提示文:
+ + + + +

キレット(『有限性の後で』第三章)から続報。つまるところメイヤスーは《無ではなく何かが存在することは必然的である》と書いている。ただし、この結論を導き出すまでの長い長い曲がりくねった理屈の歩みが、切り立って滑落しそうな岩のアップダウンを形成している。はいつくばって渡り切る。

しかし、もちろん岩の理屈を踏む足元を見つめなければ歩けないわけだが、本当は、その大キレットだけから見渡せる妙なる景色を眺めてこそ、たとえば《無ではなく何かが存在することは必然的である》も本当に実感できるのだろう。まだそのような余裕はない。そもそも視界も晴れていない。

それにしても《無ではなく何かが存在することは必然的である》が正解なら驚くべきことだ。というのも、「なぜ何もないのではなく、何かがあるのか」は、個人的にこの世とこの私をめぐる謎の横綱であり、しかし解けるとは思えない展示品扱いだったから。(ちなみに個人的に謎の大関は「死んだらどうなる?」)

なお、「なぜ何もないのではなく、何かがあるのか」はWikipediaにもある。

+ + + + +

抽出データ:

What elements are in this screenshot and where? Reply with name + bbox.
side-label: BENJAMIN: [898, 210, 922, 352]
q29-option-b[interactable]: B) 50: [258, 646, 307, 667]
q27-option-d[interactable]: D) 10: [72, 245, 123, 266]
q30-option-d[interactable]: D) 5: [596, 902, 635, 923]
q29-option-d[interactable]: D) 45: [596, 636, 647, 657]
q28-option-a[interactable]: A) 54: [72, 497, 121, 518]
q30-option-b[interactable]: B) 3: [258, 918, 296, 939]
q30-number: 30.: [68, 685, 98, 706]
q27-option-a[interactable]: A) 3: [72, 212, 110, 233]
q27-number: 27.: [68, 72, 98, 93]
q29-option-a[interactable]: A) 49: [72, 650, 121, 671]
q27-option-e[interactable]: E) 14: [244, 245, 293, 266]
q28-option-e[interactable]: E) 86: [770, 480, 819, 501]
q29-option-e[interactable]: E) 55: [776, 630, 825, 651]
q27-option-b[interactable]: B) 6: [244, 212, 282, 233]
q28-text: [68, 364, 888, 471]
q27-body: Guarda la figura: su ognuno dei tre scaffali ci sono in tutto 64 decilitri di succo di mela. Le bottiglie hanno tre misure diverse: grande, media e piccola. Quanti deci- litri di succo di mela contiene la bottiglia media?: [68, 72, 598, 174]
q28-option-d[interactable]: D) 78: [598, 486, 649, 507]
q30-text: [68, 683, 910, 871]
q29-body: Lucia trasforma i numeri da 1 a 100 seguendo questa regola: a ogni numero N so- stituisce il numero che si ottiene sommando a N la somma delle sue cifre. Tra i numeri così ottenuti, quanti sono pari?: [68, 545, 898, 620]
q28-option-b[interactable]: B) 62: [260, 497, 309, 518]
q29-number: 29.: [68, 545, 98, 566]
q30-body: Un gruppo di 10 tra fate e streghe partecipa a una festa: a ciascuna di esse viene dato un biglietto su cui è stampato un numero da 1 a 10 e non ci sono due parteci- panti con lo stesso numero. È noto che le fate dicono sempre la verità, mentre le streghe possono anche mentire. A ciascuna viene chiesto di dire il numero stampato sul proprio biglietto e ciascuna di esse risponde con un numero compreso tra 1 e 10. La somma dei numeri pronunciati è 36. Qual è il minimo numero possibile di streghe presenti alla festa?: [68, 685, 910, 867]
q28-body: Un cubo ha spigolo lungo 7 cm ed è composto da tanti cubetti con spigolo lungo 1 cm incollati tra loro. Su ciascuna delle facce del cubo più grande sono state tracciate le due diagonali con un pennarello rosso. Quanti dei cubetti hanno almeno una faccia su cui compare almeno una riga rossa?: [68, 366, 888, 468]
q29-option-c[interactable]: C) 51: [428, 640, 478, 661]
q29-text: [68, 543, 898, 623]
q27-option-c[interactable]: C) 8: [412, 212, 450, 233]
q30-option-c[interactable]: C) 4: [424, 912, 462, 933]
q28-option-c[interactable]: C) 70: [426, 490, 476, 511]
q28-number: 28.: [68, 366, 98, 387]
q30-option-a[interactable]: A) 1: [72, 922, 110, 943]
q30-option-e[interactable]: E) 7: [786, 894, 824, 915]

+ + + + +

課題:
提示文の「それにしても《無ではなく何か」から「なお、「なぜ何もないのではなく、何かがあるのか」はWikipediaにもある。」までの箇所を、一字一句変えずに書き写してください。 データは提示文とは関係ありません。

解答:
それにしても《無ではなく何かが存在することは必然的である》が正解なら驚くべきことだ。というのも、「なぜ何もないのではなく、何かがあるのか」は、個人的にこの世とこの私をめぐる謎の横綱であり、しかし解けるとは思えない展示品扱いだったから。(ちなみに個人的に謎の大関は「死んだらどうなる?」)

なお、「なぜ何もないのではなく、何かがあるのか」はWikipediaにもある。